Short exercise:
Each entry below must be repeated exactly, with pictures left out.

** Start **

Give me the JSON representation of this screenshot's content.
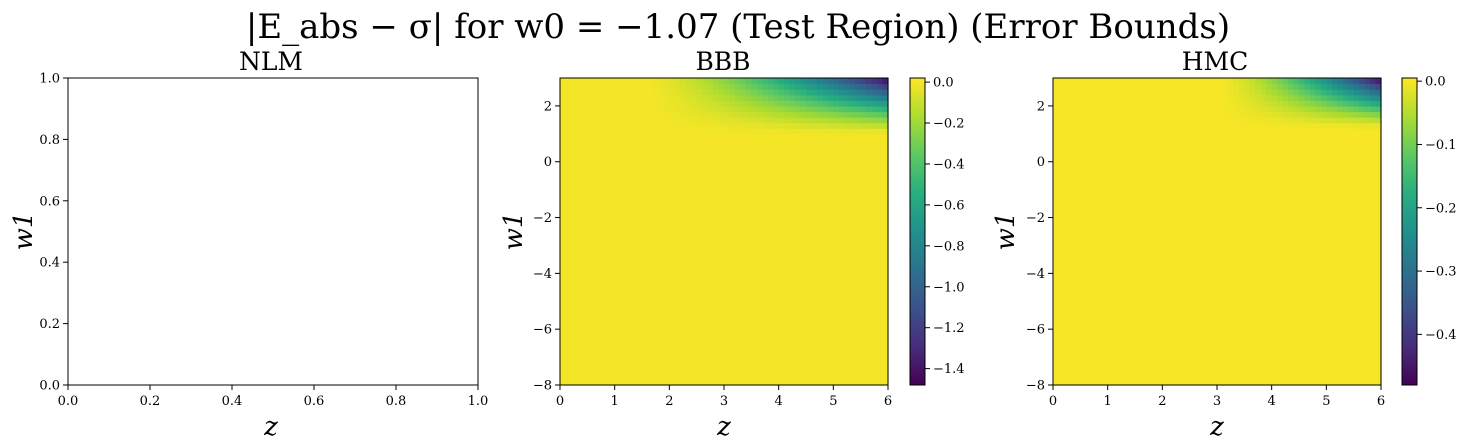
{
  "suptitle": "|E_abs − σ| for w0 = −1.07 (Test Region) (Error Bounds)",
  "colors": {
    "viridis_low": "#440154",
    "viridis_mid": "#21918c",
    "viridis_high": "#fde725"
  },
  "chart_data": [
    {
      "type": "heatmap",
      "title": "NLM",
      "xlabel": "z",
      "ylabel": "w1",
      "xlim": [
        0,
        1
      ],
      "ylim": [
        0,
        1
      ],
      "x_ticks": [
        "0.0",
        "0.2",
        "0.4",
        "0.6",
        "0.8",
        "1.0"
      ],
      "y_ticks": [
        "0.0",
        "0.2",
        "0.4",
        "0.6",
        "0.8",
        "1.0"
      ],
      "empty": true
    },
    {
      "type": "heatmap",
      "title": "BBB",
      "xlabel": "z",
      "ylabel": "w1",
      "xlim": [
        0,
        6
      ],
      "ylim": [
        -8,
        3
      ],
      "x_ticks": [
        "0",
        "1",
        "2",
        "3",
        "4",
        "5",
        "6"
      ],
      "y_ticks": [
        "−8",
        "−6",
        "−4",
        "−2",
        "0",
        "2"
      ],
      "colorbar": {
        "min": -1.48,
        "max": 0.02,
        "ticks": [
          "0.0",
          "−0.2",
          "−0.4",
          "−0.6",
          "−0.8",
          "−1.0",
          "−1.2",
          "−1.4"
        ]
      },
      "field": {
        "z_start": 1.5,
        "w_start": 1.0,
        "min_value": -1.48,
        "decay_z": 4.5,
        "decay_w": 2.0
      }
    },
    {
      "type": "heatmap",
      "title": "HMC",
      "xlabel": "z",
      "ylabel": "w1",
      "xlim": [
        0,
        6
      ],
      "ylim": [
        -8,
        3
      ],
      "x_ticks": [
        "0",
        "1",
        "2",
        "3",
        "4",
        "5",
        "6"
      ],
      "y_ticks": [
        "−8",
        "−6",
        "−4",
        "−2",
        "0",
        "2"
      ],
      "colorbar": {
        "min": -0.48,
        "max": 0.005,
        "ticks": [
          "0.0",
          "−0.1",
          "−0.2",
          "−0.3",
          "−0.4"
        ]
      },
      "field": {
        "z_start": 3.0,
        "w_start": 1.2,
        "min_value": -0.48,
        "decay_z": 3.0,
        "decay_w": 1.8
      }
    }
  ]
}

** End **

In response:
Give me the JSON representation of this screenshot's content.
{
  "suptitle": "|E_abs − σ| for w0 = −1.07 (Test Region) (Error Bounds)",
  "colors": {
    "viridis_low": "#440154",
    "viridis_mid": "#21918c",
    "viridis_high": "#fde725"
  },
  "chart_data": [
    {
      "type": "heatmap",
      "title": "NLM",
      "xlabel": "z",
      "ylabel": "w1",
      "xlim": [
        0,
        1
      ],
      "ylim": [
        0,
        1
      ],
      "x_ticks": [
        "0.0",
        "0.2",
        "0.4",
        "0.6",
        "0.8",
        "1.0"
      ],
      "y_ticks": [
        "0.0",
        "0.2",
        "0.4",
        "0.6",
        "0.8",
        "1.0"
      ],
      "empty": true
    },
    {
      "type": "heatmap",
      "title": "BBB",
      "xlabel": "z",
      "ylabel": "w1",
      "xlim": [
        0,
        6
      ],
      "ylim": [
        -8,
        3
      ],
      "x_ticks": [
        "0",
        "1",
        "2",
        "3",
        "4",
        "5",
        "6"
      ],
      "y_ticks": [
        "−8",
        "−6",
        "−4",
        "−2",
        "0",
        "2"
      ],
      "colorbar": {
        "min": -1.48,
        "max": 0.02,
        "ticks": [
          "0.0",
          "−0.2",
          "−0.4",
          "−0.6",
          "−0.8",
          "−1.0",
          "−1.2",
          "−1.4"
        ]
      },
      "field": {
        "z_start": 1.5,
        "w_start": 1.0,
        "min_value": -1.48,
        "decay_z": 4.5,
        "decay_w": 2.0
      }
    },
    {
      "type": "heatmap",
      "title": "HMC",
      "xlabel": "z",
      "ylabel": "w1",
      "xlim": [
        0,
        6
      ],
      "ylim": [
        -8,
        3
      ],
      "x_ticks": [
        "0",
        "1",
        "2",
        "3",
        "4",
        "5",
        "6"
      ],
      "y_ticks": [
        "−8",
        "−6",
        "−4",
        "−2",
        "0",
        "2"
      ],
      "colorbar": {
        "min": -0.48,
        "max": 0.005,
        "ticks": [
          "0.0",
          "−0.1",
          "−0.2",
          "−0.3",
          "−0.4"
        ]
      },
      "field": {
        "z_start": 3.0,
        "w_start": 1.2,
        "min_value": -0.48,
        "decay_z": 3.0,
        "decay_w": 1.8
      }
    }
  ]
}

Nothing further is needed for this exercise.